Work instructions - Type out the complete listing below word for word, without its pictures.

Figure dataset records
——

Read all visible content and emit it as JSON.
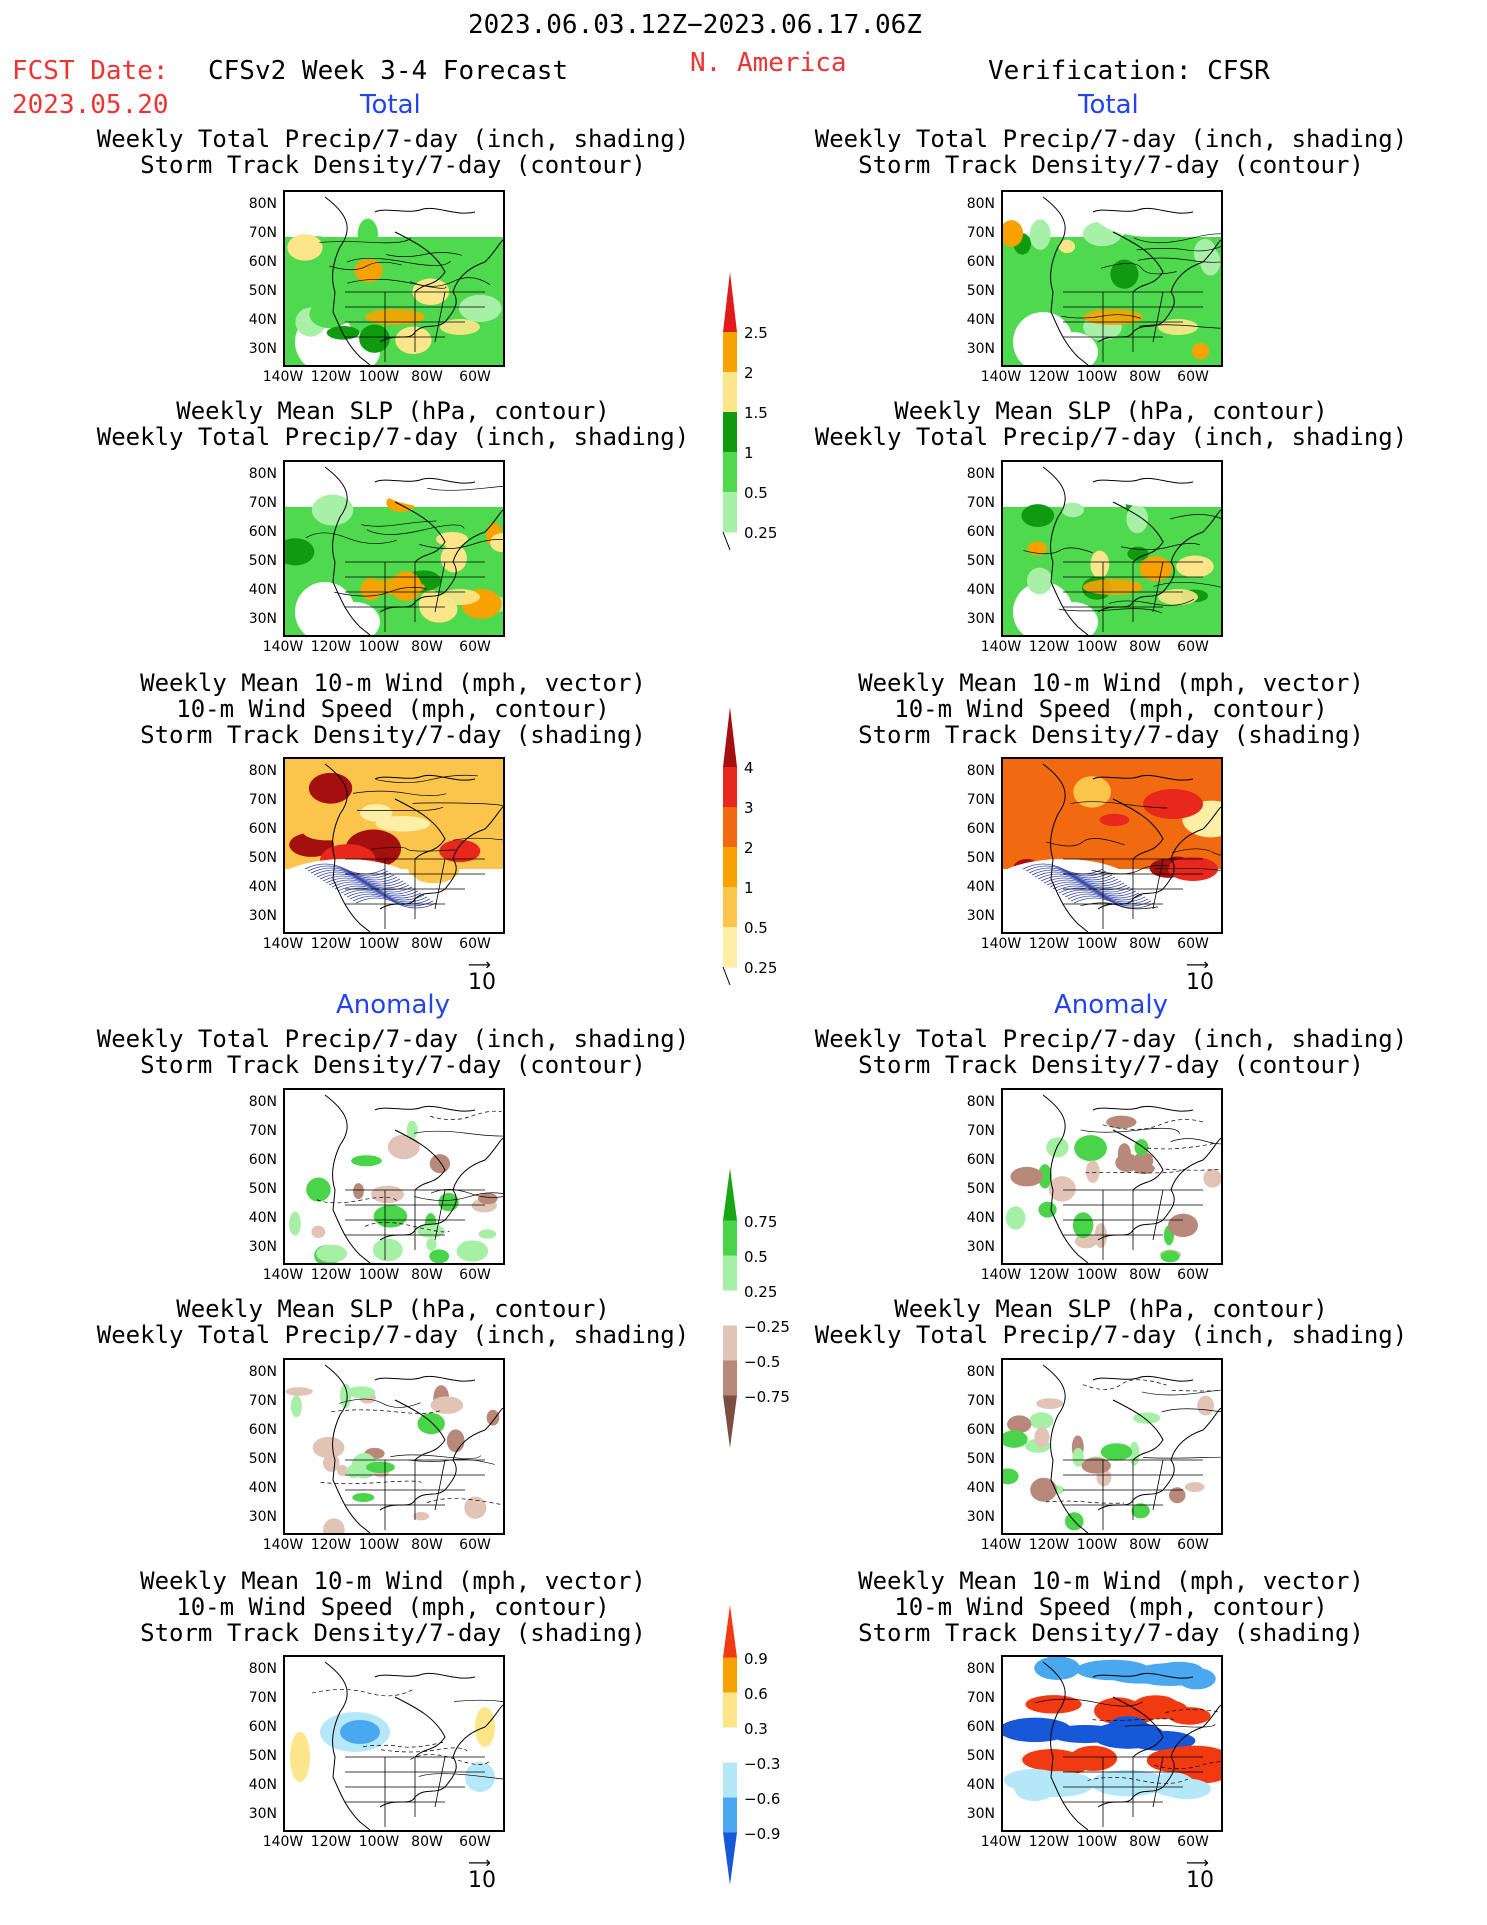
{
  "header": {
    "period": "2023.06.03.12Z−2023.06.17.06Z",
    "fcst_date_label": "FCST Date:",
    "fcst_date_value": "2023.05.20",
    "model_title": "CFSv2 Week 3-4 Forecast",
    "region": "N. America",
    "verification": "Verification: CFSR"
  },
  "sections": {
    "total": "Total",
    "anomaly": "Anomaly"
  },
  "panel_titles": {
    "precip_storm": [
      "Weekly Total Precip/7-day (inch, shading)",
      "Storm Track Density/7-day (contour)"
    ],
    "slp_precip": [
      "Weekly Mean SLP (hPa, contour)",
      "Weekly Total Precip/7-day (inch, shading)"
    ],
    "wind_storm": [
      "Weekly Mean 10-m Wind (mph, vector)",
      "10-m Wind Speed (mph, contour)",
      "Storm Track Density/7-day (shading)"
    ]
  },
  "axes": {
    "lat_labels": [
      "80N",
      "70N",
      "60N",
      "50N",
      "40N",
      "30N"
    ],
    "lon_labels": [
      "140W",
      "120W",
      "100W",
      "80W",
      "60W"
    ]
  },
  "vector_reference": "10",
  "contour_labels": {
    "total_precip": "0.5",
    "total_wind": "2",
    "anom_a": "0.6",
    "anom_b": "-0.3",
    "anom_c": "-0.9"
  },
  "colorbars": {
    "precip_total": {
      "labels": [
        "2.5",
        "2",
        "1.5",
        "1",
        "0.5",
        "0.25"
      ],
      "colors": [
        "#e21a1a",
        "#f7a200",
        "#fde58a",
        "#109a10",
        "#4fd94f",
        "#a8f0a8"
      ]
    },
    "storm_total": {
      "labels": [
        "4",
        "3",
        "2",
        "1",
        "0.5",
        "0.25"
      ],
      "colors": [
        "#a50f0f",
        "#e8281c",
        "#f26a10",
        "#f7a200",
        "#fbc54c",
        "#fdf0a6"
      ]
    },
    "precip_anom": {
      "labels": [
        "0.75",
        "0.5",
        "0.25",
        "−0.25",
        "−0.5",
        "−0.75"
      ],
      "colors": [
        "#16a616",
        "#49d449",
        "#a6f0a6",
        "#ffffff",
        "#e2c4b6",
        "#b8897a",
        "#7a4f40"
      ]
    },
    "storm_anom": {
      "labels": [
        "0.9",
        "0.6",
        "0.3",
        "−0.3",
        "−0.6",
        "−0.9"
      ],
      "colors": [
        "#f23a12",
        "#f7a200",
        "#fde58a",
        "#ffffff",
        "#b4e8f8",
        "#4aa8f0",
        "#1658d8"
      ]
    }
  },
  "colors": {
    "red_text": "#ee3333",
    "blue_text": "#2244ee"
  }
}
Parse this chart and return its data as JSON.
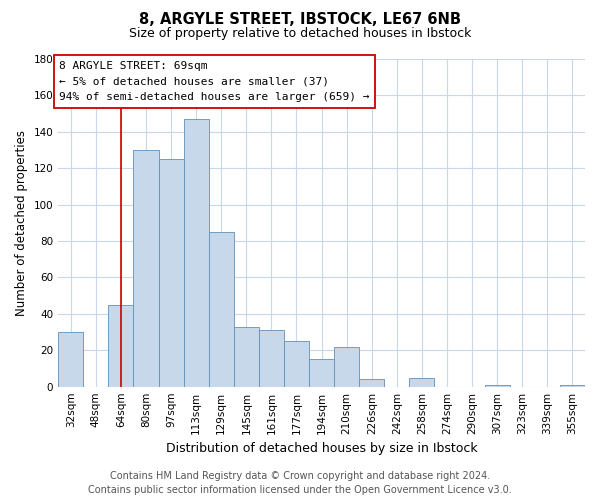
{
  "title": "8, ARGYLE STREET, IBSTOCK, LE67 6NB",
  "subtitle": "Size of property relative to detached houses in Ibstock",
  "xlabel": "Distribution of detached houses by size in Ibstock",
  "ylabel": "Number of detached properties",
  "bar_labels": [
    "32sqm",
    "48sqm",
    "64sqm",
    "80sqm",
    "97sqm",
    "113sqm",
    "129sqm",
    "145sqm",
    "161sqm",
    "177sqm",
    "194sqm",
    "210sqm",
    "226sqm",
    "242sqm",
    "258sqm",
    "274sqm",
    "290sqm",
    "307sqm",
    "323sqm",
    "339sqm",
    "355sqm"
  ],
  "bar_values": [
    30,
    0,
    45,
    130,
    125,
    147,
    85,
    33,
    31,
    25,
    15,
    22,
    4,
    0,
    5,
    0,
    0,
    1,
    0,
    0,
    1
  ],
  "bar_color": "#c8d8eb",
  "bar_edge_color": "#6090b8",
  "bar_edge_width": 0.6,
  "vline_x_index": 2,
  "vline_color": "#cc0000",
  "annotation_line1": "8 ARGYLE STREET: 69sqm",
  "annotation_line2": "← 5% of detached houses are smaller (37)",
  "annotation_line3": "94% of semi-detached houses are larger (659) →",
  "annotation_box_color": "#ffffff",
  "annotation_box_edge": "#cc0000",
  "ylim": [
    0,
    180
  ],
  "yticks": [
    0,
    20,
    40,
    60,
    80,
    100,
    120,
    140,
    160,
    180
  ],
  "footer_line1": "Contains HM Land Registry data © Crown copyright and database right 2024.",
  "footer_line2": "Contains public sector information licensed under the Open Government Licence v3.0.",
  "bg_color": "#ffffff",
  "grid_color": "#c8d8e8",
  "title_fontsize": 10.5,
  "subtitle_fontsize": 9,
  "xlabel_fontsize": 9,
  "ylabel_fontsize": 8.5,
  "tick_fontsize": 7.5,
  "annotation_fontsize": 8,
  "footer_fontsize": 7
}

——

Response to this exercise -
Read all visible content and emit it as JSON.
{
  "header": {
    "period": "2023.06.03.12Z−2023.06.17.06Z",
    "fcst_date_label": "FCST Date:",
    "fcst_date_value": "2023.05.20",
    "model_title": "CFSv2 Week 3-4 Forecast",
    "region": "N. America",
    "verification": "Verification: CFSR"
  },
  "sections": {
    "total": "Total",
    "anomaly": "Anomaly"
  },
  "panel_titles": {
    "precip_storm": [
      "Weekly Total Precip/7-day (inch, shading)",
      "Storm Track Density/7-day (contour)"
    ],
    "slp_precip": [
      "Weekly Mean SLP (hPa, contour)",
      "Weekly Total Precip/7-day (inch, shading)"
    ],
    "wind_storm": [
      "Weekly Mean 10-m Wind (mph, vector)",
      "10-m Wind Speed (mph, contour)",
      "Storm Track Density/7-day (shading)"
    ]
  },
  "axes": {
    "lat_labels": [
      "80N",
      "70N",
      "60N",
      "50N",
      "40N",
      "30N"
    ],
    "lon_labels": [
      "140W",
      "120W",
      "100W",
      "80W",
      "60W"
    ]
  },
  "vector_reference": "10",
  "contour_labels": {
    "total_precip": "0.5",
    "total_wind": "2",
    "anom_a": "0.6",
    "anom_b": "-0.3",
    "anom_c": "-0.9"
  },
  "colorbars": {
    "precip_total": {
      "labels": [
        "2.5",
        "2",
        "1.5",
        "1",
        "0.5",
        "0.25"
      ],
      "colors": [
        "#e21a1a",
        "#f7a200",
        "#fde58a",
        "#109a10",
        "#4fd94f",
        "#a8f0a8"
      ]
    },
    "storm_total": {
      "labels": [
        "4",
        "3",
        "2",
        "1",
        "0.5",
        "0.25"
      ],
      "colors": [
        "#a50f0f",
        "#e8281c",
        "#f26a10",
        "#f7a200",
        "#fbc54c",
        "#fdf0a6"
      ]
    },
    "precip_anom": {
      "labels": [
        "0.75",
        "0.5",
        "0.25",
        "−0.25",
        "−0.5",
        "−0.75"
      ],
      "colors": [
        "#16a616",
        "#49d449",
        "#a6f0a6",
        "#ffffff",
        "#e2c4b6",
        "#b8897a",
        "#7a4f40"
      ]
    },
    "storm_anom": {
      "labels": [
        "0.9",
        "0.6",
        "0.3",
        "−0.3",
        "−0.6",
        "−0.9"
      ],
      "colors": [
        "#f23a12",
        "#f7a200",
        "#fde58a",
        "#ffffff",
        "#b4e8f8",
        "#4aa8f0",
        "#1658d8"
      ]
    }
  },
  "colors": {
    "red_text": "#ee3333",
    "blue_text": "#2244ee"
  }
}
Parse this chart and return its data as JSON.
{
  "title": "8, ARGYLE STREET, IBSTOCK, LE67 6NB",
  "subtitle": "Size of property relative to detached houses in Ibstock",
  "xlabel": "Distribution of detached houses by size in Ibstock",
  "ylabel": "Number of detached properties",
  "bar_labels": [
    "32sqm",
    "48sqm",
    "64sqm",
    "80sqm",
    "97sqm",
    "113sqm",
    "129sqm",
    "145sqm",
    "161sqm",
    "177sqm",
    "194sqm",
    "210sqm",
    "226sqm",
    "242sqm",
    "258sqm",
    "274sqm",
    "290sqm",
    "307sqm",
    "323sqm",
    "339sqm",
    "355sqm"
  ],
  "bar_values": [
    30,
    0,
    45,
    130,
    125,
    147,
    85,
    33,
    31,
    25,
    15,
    22,
    4,
    0,
    5,
    0,
    0,
    1,
    0,
    0,
    1
  ],
  "bar_color": "#c8d8eb",
  "bar_edge_color": "#6090b8",
  "bar_edge_width": 0.6,
  "vline_x_index": 2,
  "vline_color": "#cc0000",
  "annotation_line1": "8 ARGYLE STREET: 69sqm",
  "annotation_line2": "← 5% of detached houses are smaller (37)",
  "annotation_line3": "94% of semi-detached houses are larger (659) →",
  "annotation_box_color": "#ffffff",
  "annotation_box_edge": "#cc0000",
  "ylim": [
    0,
    180
  ],
  "yticks": [
    0,
    20,
    40,
    60,
    80,
    100,
    120,
    140,
    160,
    180
  ],
  "footer_line1": "Contains HM Land Registry data © Crown copyright and database right 2024.",
  "footer_line2": "Contains public sector information licensed under the Open Government Licence v3.0.",
  "bg_color": "#ffffff",
  "grid_color": "#c8d8e8",
  "title_fontsize": 10.5,
  "subtitle_fontsize": 9,
  "xlabel_fontsize": 9,
  "ylabel_fontsize": 8.5,
  "tick_fontsize": 7.5,
  "annotation_fontsize": 8,
  "footer_fontsize": 7
}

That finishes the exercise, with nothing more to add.